* [EXERCISE DIRECTIONS] Read the records and write them out again exactly.

Collected data:

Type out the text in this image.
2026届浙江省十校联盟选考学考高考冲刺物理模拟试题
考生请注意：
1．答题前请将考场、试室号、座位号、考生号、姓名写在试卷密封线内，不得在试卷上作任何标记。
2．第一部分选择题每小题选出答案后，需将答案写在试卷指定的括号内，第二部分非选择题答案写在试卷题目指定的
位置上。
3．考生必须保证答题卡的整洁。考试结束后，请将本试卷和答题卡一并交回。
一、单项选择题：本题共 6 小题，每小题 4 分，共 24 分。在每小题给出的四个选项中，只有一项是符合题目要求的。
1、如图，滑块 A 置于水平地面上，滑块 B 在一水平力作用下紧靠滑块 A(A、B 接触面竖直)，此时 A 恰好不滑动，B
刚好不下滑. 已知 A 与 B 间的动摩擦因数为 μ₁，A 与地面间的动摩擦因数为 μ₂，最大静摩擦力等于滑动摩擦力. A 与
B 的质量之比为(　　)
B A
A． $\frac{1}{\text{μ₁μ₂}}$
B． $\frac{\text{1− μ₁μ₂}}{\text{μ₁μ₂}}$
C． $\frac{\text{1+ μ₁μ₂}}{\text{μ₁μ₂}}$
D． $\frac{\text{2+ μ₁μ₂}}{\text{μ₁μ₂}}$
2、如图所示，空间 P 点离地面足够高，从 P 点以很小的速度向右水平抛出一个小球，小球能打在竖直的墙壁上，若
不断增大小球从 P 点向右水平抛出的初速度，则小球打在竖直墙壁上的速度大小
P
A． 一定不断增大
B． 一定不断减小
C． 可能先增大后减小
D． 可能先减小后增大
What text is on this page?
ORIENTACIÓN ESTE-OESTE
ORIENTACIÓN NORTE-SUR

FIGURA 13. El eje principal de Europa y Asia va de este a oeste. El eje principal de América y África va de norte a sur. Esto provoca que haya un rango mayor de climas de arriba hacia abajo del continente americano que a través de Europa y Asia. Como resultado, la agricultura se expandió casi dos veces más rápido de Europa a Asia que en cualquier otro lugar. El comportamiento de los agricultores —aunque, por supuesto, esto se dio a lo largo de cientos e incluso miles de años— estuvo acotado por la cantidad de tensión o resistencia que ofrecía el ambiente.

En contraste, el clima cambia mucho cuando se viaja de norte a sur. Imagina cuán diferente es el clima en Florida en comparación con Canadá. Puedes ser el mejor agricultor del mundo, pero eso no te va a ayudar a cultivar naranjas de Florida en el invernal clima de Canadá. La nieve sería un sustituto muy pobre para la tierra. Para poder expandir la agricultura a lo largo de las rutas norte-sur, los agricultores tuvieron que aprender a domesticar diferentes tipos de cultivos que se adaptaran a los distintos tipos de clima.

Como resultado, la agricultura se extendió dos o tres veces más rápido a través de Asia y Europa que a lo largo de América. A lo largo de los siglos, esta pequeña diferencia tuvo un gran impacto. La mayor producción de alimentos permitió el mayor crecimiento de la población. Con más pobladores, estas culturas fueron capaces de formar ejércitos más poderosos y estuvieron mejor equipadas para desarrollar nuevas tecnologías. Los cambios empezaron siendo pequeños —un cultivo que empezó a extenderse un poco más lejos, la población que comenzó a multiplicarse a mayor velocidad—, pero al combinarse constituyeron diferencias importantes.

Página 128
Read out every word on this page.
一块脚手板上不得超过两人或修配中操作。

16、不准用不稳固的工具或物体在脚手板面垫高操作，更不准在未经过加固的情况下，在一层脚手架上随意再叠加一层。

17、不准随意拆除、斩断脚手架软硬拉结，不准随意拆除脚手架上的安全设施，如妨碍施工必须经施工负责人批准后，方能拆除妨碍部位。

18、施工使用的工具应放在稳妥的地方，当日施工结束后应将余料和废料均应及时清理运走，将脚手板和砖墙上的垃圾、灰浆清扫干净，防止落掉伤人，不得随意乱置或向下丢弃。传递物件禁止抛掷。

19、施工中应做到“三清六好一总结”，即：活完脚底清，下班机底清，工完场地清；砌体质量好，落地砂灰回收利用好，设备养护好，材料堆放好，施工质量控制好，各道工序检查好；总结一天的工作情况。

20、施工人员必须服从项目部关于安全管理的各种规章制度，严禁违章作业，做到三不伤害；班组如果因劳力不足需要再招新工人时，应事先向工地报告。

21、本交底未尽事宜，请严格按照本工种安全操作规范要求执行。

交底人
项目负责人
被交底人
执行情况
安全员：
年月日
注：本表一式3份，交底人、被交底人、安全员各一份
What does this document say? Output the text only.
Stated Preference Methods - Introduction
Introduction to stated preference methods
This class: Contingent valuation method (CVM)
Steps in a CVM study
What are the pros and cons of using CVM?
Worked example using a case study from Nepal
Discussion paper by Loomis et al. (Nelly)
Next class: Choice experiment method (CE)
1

* [TASK SOLUTION]
Type out the text in this image.
2026届浙江省十校联盟选考学考高考冲刺物理模拟试题
考生请注意：
1．答题前请将考场、试室号、座位号、考生号、姓名写在试卷密封线内，不得在试卷上作任何标记。
2．第一部分选择题每小题选出答案后，需将答案写在试卷指定的括号内，第二部分非选择题答案写在试卷题目指定的
位置上。
3．考生必须保证答题卡的整洁。考试结束后，请将本试卷和答题卡一并交回。
一、单项选择题：本题共 6 小题，每小题 4 分，共 24 分。在每小题给出的四个选项中，只有一项是符合题目要求的。
1、如图，滑块 A 置于水平地面上，滑块 B 在一水平力作用下紧靠滑块 A(A、B 接触面竖直)，此时 A 恰好不滑动，B
刚好不下滑. 已知 A 与 B 间的动摩擦因数为 μ₁，A 与地面间的动摩擦因数为 μ₂，最大静摩擦力等于滑动摩擦力. A 与
B 的质量之比为(　　)
B A
A． $\frac{1}{\text{μ₁μ₂}}$
B． $\frac{\text{1− μ₁μ₂}}{\text{μ₁μ₂}}$
C． $\frac{\text{1+ μ₁μ₂}}{\text{μ₁μ₂}}$
D． $\frac{\text{2+ μ₁μ₂}}{\text{μ₁μ₂}}$
2、如图所示，空间 P 点离地面足够高，从 P 点以很小的速度向右水平抛出一个小球，小球能打在竖直的墙壁上，若
不断增大小球从 P 点向右水平抛出的初速度，则小球打在竖直墙壁上的速度大小
P
A． 一定不断增大
B． 一定不断减小
C． 可能先增大后减小
D． 可能先减小后增大
What text is on this page?
ORIENTACIÓN ESTE-OESTE
ORIENTACIÓN NORTE-SUR

FIGURA 13. El eje principal de Europa y Asia va de este a oeste. El eje principal de América y África va de norte a sur. Esto provoca que haya un rango mayor de climas de arriba hacia abajo del continente americano que a través de Europa y Asia. Como resultado, la agricultura se expandió casi dos veces más rápido de Europa a Asia que en cualquier otro lugar. El comportamiento de los agricultores —aunque, por supuesto, esto se dio a lo largo de cientos e incluso miles de años— estuvo acotado por la cantidad de tensión o resistencia que ofrecía el ambiente.

En contraste, el clima cambia mucho cuando se viaja de norte a sur. Imagina cuán diferente es el clima en Florida en comparación con Canadá. Puedes ser el mejor agricultor del mundo, pero eso no te va a ayudar a cultivar naranjas de Florida en el invernal clima de Canadá. La nieve sería un sustituto muy pobre para la tierra. Para poder expandir la agricultura a lo largo de las rutas norte-sur, los agricultores tuvieron que aprender a domesticar diferentes tipos de cultivos que se adaptaran a los distintos tipos de clima.

Como resultado, la agricultura se extendió dos o tres veces más rápido a través de Asia y Europa que a lo largo de América. A lo largo de los siglos, esta pequeña diferencia tuvo un gran impacto. La mayor producción de alimentos permitió el mayor crecimiento de la población. Con más pobladores, estas culturas fueron capaces de formar ejércitos más poderosos y estuvieron mejor equipadas para desarrollar nuevas tecnologías. Los cambios empezaron siendo pequeños —un cultivo que empezó a extenderse un poco más lejos, la población que comenzó a multiplicarse a mayor velocidad—, pero al combinarse constituyeron diferencias importantes.

Página 128
Read out every word on this page.
一块脚手板上不得超过两人或修配中操作。

16、不准用不稳固的工具或物体在脚手板面垫高操作，更不准在未经过加固的情况下，在一层脚手架上随意再叠加一层。

17、不准随意拆除、斩断脚手架软硬拉结，不准随意拆除脚手架上的安全设施，如妨碍施工必须经施工负责人批准后，方能拆除妨碍部位。

18、施工使用的工具应放在稳妥的地方，当日施工结束后应将余料和废料均应及时清理运走，将脚手板和砖墙上的垃圾、灰浆清扫干净，防止落掉伤人，不得随意乱置或向下丢弃。传递物件禁止抛掷。

19、施工中应做到“三清六好一总结”，即：活完脚底清，下班机底清，工完场地清；砌体质量好，落地砂灰回收利用好，设备养护好，材料堆放好，施工质量控制好，各道工序检查好；总结一天的工作情况。

20、施工人员必须服从项目部关于安全管理的各种规章制度，严禁违章作业，做到三不伤害；班组如果因劳力不足需要再招新工人时，应事先向工地报告。

21、本交底未尽事宜，请严格按照本工种安全操作规范要求执行。

交底人
项目负责人
被交底人
执行情况
安全员：
年月日
注：本表一式3份，交底人、被交底人、安全员各一份
What does this document say? Output the text only.
Stated Preference Methods - Introduction
Introduction to stated preference methods
This class: Contingent valuation method (CVM)
Steps in a CVM study
What are the pros and cons of using CVM?
Worked example using a case study from Nepal
Discussion paper by Loomis et al. (Nelly)
Next class: Choice experiment method (CE)
1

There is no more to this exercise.